◆ **Brief**
Your task is to give the data again, exactly, with every line intact.

(Stored dataset items)
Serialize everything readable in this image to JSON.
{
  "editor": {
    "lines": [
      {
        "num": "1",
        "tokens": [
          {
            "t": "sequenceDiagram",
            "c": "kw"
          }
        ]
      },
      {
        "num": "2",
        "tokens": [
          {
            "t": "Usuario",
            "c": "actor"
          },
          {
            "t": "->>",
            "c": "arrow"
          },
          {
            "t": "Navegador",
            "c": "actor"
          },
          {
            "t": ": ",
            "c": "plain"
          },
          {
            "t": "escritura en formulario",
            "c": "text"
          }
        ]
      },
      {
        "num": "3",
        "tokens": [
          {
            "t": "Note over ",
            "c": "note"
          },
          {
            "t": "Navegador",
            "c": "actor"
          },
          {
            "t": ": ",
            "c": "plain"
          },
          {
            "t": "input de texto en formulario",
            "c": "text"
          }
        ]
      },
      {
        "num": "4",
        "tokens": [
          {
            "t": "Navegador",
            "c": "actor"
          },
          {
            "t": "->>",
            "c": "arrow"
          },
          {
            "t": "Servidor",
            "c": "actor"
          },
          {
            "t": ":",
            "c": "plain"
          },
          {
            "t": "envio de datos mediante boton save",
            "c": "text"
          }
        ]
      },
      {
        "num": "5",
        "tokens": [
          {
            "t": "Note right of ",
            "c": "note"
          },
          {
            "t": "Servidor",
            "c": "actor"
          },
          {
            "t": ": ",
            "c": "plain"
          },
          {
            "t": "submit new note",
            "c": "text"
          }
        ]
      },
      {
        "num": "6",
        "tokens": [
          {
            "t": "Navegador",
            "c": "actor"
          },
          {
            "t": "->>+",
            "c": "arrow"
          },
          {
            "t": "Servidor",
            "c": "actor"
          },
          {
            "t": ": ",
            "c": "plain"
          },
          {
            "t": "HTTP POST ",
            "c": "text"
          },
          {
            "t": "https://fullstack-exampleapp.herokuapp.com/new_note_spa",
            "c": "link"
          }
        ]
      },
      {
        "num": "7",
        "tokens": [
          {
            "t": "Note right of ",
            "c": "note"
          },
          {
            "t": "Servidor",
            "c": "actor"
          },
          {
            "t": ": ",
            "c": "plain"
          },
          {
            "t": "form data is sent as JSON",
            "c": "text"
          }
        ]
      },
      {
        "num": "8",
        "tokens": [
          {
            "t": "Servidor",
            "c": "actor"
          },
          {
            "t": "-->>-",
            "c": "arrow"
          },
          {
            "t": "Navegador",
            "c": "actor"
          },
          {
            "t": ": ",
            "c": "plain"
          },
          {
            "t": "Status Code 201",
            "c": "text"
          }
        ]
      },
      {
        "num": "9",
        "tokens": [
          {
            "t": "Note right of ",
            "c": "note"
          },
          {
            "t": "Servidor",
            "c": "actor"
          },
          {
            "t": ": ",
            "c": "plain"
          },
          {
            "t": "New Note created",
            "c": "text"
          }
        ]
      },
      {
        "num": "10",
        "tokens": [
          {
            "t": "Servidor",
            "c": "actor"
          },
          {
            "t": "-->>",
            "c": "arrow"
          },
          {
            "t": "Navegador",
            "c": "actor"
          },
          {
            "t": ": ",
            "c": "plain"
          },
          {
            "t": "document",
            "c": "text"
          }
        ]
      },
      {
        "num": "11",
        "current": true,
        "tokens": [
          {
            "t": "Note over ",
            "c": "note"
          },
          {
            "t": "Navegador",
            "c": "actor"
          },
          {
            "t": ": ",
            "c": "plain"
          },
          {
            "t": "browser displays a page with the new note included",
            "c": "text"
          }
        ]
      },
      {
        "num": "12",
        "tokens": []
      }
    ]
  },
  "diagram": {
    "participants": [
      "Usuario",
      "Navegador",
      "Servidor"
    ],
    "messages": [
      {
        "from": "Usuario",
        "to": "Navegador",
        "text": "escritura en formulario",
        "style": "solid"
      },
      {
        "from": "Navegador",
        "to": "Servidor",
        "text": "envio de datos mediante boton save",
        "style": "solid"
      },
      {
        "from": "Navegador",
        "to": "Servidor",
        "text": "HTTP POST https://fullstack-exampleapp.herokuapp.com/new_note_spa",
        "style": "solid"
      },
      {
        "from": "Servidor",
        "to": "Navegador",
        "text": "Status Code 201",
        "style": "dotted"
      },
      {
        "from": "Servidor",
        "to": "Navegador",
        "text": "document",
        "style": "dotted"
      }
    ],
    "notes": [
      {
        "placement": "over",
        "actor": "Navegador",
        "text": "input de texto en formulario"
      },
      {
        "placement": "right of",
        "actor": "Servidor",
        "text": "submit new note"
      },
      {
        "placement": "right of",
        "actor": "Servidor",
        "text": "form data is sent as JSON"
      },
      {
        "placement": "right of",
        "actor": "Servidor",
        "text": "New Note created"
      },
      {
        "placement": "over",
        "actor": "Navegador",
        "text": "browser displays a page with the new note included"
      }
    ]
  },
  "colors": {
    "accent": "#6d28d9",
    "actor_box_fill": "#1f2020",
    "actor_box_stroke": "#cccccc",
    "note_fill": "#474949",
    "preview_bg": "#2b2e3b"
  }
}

◆ **Result below**
Serialize everything readable in this image to JSON.
{
  "editor": {
    "lines": [
      {
        "num": "1",
        "tokens": [
          {
            "t": "sequenceDiagram",
            "c": "kw"
          }
        ]
      },
      {
        "num": "2",
        "tokens": [
          {
            "t": "Usuario",
            "c": "actor"
          },
          {
            "t": "->>",
            "c": "arrow"
          },
          {
            "t": "Navegador",
            "c": "actor"
          },
          {
            "t": ": ",
            "c": "plain"
          },
          {
            "t": "escritura en formulario",
            "c": "text"
          }
        ]
      },
      {
        "num": "3",
        "tokens": [
          {
            "t": "Note over ",
            "c": "note"
          },
          {
            "t": "Navegador",
            "c": "actor"
          },
          {
            "t": ": ",
            "c": "plain"
          },
          {
            "t": "input de texto en formulario",
            "c": "text"
          }
        ]
      },
      {
        "num": "4",
        "tokens": [
          {
            "t": "Navegador",
            "c": "actor"
          },
          {
            "t": "->>",
            "c": "arrow"
          },
          {
            "t": "Servidor",
            "c": "actor"
          },
          {
            "t": ":",
            "c": "plain"
          },
          {
            "t": "envio de datos mediante boton save",
            "c": "text"
          }
        ]
      },
      {
        "num": "5",
        "tokens": [
          {
            "t": "Note right of ",
            "c": "note"
          },
          {
            "t": "Servidor",
            "c": "actor"
          },
          {
            "t": ": ",
            "c": "plain"
          },
          {
            "t": "submit new note",
            "c": "text"
          }
        ]
      },
      {
        "num": "6",
        "tokens": [
          {
            "t": "Navegador",
            "c": "actor"
          },
          {
            "t": "->>+",
            "c": "arrow"
          },
          {
            "t": "Servidor",
            "c": "actor"
          },
          {
            "t": ": ",
            "c": "plain"
          },
          {
            "t": "HTTP POST ",
            "c": "text"
          },
          {
            "t": "https://fullstack-exampleapp.herokuapp.com/new_note_spa",
            "c": "link"
          }
        ]
      },
      {
        "num": "7",
        "tokens": [
          {
            "t": "Note right of ",
            "c": "note"
          },
          {
            "t": "Servidor",
            "c": "actor"
          },
          {
            "t": ": ",
            "c": "plain"
          },
          {
            "t": "form data is sent as JSON",
            "c": "text"
          }
        ]
      },
      {
        "num": "8",
        "tokens": [
          {
            "t": "Servidor",
            "c": "actor"
          },
          {
            "t": "-->>-",
            "c": "arrow"
          },
          {
            "t": "Navegador",
            "c": "actor"
          },
          {
            "t": ": ",
            "c": "plain"
          },
          {
            "t": "Status Code 201",
            "c": "text"
          }
        ]
      },
      {
        "num": "9",
        "tokens": [
          {
            "t": "Note right of ",
            "c": "note"
          },
          {
            "t": "Servidor",
            "c": "actor"
          },
          {
            "t": ": ",
            "c": "plain"
          },
          {
            "t": "New Note created",
            "c": "text"
          }
        ]
      },
      {
        "num": "10",
        "tokens": [
          {
            "t": "Servidor",
            "c": "actor"
          },
          {
            "t": "-->>",
            "c": "arrow"
          },
          {
            "t": "Navegador",
            "c": "actor"
          },
          {
            "t": ": ",
            "c": "plain"
          },
          {
            "t": "document",
            "c": "text"
          }
        ]
      },
      {
        "num": "11",
        "current": true,
        "tokens": [
          {
            "t": "Note over ",
            "c": "note"
          },
          {
            "t": "Navegador",
            "c": "actor"
          },
          {
            "t": ": ",
            "c": "plain"
          },
          {
            "t": "browser displays a page with the new note included",
            "c": "text"
          }
        ]
      },
      {
        "num": "12",
        "tokens": []
      }
    ]
  },
  "diagram": {
    "participants": [
      "Usuario",
      "Navegador",
      "Servidor"
    ],
    "messages": [
      {
        "from": "Usuario",
        "to": "Navegador",
        "text": "escritura en formulario",
        "style": "solid"
      },
      {
        "from": "Navegador",
        "to": "Servidor",
        "text": "envio de datos mediante boton save",
        "style": "solid"
      },
      {
        "from": "Navegador",
        "to": "Servidor",
        "text": "HTTP POST https://fullstack-exampleapp.herokuapp.com/new_note_spa",
        "style": "solid"
      },
      {
        "from": "Servidor",
        "to": "Navegador",
        "text": "Status Code 201",
        "style": "dotted"
      },
      {
        "from": "Servidor",
        "to": "Navegador",
        "text": "document",
        "style": "dotted"
      }
    ],
    "notes": [
      {
        "placement": "over",
        "actor": "Navegador",
        "text": "input de texto en formulario"
      },
      {
        "placement": "right of",
        "actor": "Servidor",
        "text": "submit new note"
      },
      {
        "placement": "right of",
        "actor": "Servidor",
        "text": "form data is sent as JSON"
      },
      {
        "placement": "right of",
        "actor": "Servidor",
        "text": "New Note created"
      },
      {
        "placement": "over",
        "actor": "Navegador",
        "text": "browser displays a page with the new note included"
      }
    ]
  },
  "colors": {
    "accent": "#6d28d9",
    "actor_box_fill": "#1f2020",
    "actor_box_stroke": "#cccccc",
    "note_fill": "#474949",
    "preview_bg": "#2b2e3b"
  }
}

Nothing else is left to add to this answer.